_DO THIS:_
Gather every line below where "Partition" appears.

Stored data

* * * *

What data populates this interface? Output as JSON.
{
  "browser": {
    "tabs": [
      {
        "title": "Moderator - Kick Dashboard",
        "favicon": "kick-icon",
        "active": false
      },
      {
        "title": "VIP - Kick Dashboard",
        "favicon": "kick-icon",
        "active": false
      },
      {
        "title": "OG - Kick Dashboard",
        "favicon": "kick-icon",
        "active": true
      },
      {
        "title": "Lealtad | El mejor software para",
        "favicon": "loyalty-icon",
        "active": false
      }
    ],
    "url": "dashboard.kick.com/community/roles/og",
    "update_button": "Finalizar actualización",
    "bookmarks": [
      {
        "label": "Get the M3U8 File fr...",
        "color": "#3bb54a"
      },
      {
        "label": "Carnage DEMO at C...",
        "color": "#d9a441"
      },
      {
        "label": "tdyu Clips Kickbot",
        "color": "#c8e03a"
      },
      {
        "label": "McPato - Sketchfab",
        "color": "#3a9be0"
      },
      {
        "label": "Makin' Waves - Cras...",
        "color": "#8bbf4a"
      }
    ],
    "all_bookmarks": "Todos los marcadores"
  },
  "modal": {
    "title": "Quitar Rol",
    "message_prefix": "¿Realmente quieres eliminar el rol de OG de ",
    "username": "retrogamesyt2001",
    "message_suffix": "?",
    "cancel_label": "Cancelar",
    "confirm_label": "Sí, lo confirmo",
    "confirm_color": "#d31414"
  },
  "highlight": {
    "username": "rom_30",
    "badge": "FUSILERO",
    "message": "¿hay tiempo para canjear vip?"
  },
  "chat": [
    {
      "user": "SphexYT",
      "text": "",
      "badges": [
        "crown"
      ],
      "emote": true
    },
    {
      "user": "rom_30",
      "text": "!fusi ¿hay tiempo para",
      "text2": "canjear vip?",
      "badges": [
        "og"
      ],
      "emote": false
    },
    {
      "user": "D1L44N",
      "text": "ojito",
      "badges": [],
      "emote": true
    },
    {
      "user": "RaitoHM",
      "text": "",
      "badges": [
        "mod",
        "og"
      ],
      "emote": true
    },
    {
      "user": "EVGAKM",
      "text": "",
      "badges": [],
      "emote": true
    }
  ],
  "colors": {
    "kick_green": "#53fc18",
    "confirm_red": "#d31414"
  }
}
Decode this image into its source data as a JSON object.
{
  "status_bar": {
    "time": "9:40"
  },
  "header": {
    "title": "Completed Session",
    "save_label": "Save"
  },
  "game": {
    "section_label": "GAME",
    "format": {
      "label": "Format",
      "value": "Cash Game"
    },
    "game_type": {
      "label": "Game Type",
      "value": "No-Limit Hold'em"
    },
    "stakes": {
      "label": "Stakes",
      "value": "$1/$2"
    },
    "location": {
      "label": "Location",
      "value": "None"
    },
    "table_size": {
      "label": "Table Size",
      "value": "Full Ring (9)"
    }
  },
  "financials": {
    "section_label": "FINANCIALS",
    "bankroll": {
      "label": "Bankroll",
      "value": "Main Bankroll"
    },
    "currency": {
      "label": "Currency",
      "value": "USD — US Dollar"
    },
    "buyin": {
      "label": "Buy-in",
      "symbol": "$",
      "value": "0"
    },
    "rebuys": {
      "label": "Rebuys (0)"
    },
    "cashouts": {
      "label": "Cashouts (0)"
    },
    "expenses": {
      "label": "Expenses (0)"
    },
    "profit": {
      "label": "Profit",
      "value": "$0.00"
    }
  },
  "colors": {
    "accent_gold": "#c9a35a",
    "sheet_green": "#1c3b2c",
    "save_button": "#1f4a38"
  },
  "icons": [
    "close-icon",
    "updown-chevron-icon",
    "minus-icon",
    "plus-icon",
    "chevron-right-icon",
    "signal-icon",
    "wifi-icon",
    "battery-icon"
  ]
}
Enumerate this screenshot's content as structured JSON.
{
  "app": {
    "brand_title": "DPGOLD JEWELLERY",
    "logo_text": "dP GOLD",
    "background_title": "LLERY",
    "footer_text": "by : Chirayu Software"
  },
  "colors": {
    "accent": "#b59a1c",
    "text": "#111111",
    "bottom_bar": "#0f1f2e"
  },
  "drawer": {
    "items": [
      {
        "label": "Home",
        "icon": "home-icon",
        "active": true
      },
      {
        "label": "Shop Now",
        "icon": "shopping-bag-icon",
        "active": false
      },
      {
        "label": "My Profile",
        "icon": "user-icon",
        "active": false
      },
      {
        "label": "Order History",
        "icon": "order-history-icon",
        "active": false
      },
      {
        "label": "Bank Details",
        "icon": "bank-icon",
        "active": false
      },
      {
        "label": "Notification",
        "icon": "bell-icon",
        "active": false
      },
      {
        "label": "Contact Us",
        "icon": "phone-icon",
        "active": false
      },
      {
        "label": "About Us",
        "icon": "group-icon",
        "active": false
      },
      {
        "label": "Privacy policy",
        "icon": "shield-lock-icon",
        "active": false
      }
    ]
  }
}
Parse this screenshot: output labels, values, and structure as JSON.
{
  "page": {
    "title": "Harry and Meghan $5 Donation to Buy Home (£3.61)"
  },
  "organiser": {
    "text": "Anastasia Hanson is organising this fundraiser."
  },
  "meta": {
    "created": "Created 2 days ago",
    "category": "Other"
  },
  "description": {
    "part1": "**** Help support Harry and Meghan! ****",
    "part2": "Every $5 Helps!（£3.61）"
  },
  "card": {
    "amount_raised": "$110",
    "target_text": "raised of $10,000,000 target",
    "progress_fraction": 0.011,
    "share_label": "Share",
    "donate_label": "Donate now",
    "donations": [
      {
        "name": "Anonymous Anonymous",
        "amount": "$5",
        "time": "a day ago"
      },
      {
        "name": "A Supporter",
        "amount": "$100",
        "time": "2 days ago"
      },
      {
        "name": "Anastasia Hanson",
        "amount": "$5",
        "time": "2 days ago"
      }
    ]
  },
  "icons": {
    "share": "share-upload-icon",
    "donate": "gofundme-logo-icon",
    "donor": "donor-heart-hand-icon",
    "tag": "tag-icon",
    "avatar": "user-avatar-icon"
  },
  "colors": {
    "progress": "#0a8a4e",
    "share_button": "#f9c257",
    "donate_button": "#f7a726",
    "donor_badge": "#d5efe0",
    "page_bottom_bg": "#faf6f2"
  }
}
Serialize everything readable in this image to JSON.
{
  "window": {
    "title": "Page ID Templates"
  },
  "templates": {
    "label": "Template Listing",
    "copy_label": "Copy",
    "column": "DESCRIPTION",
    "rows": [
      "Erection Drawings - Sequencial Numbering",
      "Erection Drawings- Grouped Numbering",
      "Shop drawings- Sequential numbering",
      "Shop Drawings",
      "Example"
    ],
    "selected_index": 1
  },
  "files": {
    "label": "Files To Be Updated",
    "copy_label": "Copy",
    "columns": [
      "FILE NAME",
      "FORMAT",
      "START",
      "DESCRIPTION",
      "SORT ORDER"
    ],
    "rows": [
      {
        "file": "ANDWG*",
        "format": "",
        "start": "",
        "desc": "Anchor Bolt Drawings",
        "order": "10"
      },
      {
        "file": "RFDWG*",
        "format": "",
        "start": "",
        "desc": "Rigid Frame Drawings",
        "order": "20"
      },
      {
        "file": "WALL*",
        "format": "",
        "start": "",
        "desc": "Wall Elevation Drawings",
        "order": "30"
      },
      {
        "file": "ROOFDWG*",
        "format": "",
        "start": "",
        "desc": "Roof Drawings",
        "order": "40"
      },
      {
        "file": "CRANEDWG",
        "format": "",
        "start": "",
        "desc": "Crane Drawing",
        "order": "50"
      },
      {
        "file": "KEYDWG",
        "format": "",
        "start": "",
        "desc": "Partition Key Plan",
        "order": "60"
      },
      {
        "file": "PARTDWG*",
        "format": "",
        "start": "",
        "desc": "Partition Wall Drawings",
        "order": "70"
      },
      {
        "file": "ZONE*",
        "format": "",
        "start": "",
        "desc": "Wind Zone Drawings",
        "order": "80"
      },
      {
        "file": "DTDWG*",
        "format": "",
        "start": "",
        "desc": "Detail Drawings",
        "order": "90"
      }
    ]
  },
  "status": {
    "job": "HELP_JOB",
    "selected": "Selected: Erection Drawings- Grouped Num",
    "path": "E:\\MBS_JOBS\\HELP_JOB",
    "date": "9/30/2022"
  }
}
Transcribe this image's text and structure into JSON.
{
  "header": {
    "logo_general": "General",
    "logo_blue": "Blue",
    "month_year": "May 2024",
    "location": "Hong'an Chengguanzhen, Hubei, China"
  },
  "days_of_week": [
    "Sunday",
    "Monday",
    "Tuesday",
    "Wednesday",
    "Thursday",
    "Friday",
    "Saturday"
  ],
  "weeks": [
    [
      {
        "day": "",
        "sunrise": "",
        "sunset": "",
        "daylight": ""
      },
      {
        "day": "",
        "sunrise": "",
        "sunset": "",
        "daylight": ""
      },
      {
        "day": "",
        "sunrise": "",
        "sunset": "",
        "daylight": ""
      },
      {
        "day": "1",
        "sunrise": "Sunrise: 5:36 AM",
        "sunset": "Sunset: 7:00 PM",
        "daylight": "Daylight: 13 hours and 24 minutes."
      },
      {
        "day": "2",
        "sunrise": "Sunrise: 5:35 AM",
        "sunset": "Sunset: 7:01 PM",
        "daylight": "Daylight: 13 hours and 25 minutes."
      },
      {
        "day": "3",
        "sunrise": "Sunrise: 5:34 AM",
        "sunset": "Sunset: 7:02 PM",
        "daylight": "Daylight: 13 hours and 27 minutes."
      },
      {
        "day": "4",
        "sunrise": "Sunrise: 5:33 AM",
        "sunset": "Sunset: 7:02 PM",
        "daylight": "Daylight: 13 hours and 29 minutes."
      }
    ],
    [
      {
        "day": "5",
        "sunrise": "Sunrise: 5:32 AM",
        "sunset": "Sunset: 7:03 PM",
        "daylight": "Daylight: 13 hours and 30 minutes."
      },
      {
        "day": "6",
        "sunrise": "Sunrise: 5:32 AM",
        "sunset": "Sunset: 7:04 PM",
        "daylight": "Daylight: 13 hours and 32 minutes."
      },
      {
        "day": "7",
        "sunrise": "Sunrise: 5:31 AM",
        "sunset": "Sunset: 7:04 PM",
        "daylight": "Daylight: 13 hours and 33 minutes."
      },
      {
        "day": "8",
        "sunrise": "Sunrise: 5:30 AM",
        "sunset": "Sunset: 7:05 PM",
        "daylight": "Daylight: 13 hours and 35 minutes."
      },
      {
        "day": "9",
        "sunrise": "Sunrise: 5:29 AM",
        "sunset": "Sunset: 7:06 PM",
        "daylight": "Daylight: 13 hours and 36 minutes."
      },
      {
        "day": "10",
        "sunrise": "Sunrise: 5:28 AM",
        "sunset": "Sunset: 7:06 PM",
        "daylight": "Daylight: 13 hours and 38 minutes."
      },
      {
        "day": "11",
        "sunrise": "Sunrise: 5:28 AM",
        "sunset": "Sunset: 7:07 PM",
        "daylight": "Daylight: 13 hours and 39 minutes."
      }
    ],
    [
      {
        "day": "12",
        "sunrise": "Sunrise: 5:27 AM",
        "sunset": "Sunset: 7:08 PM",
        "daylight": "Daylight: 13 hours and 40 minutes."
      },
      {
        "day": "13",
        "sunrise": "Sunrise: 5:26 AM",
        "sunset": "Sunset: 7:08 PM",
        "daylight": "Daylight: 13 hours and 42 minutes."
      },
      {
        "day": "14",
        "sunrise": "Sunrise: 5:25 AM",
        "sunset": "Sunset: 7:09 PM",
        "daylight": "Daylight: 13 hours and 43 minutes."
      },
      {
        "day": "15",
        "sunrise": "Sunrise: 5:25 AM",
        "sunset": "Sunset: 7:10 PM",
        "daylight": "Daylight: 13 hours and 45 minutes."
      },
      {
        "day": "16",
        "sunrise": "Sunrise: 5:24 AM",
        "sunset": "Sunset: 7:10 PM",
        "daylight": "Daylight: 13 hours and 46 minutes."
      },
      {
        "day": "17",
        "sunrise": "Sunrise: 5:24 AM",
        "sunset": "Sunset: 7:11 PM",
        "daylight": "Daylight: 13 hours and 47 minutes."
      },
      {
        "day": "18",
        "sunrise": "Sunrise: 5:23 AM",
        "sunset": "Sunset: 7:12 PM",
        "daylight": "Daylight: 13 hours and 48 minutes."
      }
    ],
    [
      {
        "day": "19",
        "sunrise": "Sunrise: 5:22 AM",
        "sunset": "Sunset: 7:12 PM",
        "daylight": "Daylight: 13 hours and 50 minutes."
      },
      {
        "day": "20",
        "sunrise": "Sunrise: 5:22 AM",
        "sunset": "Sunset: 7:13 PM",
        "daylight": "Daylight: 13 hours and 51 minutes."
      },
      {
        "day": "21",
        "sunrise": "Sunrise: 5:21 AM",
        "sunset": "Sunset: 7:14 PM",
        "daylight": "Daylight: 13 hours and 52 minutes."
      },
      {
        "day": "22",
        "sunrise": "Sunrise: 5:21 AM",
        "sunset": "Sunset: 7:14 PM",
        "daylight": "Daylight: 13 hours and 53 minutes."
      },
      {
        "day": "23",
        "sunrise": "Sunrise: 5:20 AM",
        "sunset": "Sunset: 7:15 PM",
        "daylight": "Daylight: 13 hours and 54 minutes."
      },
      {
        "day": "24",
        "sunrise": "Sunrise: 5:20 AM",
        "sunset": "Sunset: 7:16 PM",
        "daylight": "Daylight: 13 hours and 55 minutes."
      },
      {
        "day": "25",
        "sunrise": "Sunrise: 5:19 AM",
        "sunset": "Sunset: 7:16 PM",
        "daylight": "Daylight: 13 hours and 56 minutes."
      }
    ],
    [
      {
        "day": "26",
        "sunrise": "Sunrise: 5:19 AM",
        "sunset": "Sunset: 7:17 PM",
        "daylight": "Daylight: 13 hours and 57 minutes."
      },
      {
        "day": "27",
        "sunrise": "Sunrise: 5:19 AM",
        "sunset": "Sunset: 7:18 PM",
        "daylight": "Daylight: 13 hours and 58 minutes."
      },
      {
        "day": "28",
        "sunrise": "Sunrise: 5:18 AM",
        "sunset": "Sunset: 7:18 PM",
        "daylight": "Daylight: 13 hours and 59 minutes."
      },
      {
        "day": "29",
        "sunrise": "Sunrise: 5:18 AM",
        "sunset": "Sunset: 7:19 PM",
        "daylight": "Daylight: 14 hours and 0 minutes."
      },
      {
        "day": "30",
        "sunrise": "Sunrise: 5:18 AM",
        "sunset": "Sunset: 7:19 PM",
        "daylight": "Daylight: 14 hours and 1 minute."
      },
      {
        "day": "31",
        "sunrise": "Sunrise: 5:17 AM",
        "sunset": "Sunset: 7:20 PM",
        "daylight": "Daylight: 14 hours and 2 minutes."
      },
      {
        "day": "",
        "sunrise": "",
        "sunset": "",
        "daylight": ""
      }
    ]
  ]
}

* * * *

_RESULT FOR THIS EXERCISE:_
        "desc": "Partition Key Plan",
        "desc": "Partition Wall Drawings",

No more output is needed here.